>>

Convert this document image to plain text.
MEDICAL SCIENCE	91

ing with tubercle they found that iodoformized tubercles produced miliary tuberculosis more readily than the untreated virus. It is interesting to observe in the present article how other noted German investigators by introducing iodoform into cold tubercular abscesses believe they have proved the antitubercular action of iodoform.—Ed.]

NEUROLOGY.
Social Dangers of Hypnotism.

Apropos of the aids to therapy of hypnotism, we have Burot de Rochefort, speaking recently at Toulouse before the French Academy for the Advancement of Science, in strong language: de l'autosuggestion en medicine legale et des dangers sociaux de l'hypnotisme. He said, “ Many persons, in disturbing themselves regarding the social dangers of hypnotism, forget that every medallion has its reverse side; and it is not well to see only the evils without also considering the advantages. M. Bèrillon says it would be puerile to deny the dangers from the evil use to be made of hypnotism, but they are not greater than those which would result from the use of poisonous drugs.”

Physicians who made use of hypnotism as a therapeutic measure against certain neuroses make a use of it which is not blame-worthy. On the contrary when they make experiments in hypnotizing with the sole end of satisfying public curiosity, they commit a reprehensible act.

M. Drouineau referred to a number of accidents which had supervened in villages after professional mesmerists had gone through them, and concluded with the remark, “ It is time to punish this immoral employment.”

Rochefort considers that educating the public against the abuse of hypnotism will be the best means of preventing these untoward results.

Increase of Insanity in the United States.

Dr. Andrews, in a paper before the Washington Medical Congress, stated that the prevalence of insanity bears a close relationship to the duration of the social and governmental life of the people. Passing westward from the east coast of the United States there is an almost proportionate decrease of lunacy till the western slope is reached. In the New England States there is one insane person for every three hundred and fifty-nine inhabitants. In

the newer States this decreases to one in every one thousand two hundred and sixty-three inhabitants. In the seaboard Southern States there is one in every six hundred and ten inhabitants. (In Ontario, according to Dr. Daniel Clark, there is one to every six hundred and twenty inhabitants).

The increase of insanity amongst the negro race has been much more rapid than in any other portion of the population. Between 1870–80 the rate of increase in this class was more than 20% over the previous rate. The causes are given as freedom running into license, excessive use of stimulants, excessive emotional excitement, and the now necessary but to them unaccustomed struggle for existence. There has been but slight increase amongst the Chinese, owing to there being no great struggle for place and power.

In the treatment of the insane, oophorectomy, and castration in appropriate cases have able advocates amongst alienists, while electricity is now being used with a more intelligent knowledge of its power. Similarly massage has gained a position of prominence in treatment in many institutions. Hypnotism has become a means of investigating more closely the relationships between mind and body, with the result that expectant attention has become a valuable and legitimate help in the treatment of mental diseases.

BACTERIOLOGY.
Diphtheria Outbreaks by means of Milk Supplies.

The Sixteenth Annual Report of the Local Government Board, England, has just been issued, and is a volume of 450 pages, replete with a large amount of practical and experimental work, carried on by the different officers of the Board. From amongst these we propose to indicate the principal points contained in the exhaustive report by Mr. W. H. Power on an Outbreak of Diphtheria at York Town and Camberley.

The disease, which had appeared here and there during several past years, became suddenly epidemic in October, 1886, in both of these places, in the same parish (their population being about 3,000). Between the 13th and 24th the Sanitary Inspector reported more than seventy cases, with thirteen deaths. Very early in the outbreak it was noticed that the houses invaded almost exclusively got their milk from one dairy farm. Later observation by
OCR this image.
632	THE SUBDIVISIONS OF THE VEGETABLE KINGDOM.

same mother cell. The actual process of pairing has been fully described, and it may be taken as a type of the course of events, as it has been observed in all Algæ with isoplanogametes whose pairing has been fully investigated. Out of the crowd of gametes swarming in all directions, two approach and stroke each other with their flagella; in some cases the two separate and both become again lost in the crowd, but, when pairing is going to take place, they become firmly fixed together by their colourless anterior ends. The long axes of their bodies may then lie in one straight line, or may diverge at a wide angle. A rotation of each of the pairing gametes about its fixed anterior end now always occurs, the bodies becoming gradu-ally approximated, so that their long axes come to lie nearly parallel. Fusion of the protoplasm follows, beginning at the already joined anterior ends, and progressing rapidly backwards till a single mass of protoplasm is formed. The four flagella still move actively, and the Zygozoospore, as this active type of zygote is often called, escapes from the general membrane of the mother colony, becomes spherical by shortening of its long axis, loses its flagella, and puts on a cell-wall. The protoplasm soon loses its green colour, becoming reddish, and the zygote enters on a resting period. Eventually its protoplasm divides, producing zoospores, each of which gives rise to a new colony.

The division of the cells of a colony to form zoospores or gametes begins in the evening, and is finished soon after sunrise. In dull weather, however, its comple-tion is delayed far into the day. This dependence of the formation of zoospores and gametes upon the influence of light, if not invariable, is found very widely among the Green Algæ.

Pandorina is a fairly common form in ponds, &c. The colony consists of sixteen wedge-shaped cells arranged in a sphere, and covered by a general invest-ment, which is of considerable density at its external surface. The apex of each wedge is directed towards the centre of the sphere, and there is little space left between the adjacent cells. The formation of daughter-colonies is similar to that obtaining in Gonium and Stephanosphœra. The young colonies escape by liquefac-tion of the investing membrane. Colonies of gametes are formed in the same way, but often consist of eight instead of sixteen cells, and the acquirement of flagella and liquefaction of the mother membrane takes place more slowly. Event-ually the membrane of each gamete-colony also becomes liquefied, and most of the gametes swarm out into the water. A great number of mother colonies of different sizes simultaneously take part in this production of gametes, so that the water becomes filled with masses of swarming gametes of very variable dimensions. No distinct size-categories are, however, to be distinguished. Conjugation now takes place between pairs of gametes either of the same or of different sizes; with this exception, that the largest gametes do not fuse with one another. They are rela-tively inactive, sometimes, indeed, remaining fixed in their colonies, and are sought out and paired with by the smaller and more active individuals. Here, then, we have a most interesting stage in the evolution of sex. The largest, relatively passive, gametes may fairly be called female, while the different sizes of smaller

<<

Please report every line in the entries above that holds the string "image".

Convert this document image to plain text.
OCR this image.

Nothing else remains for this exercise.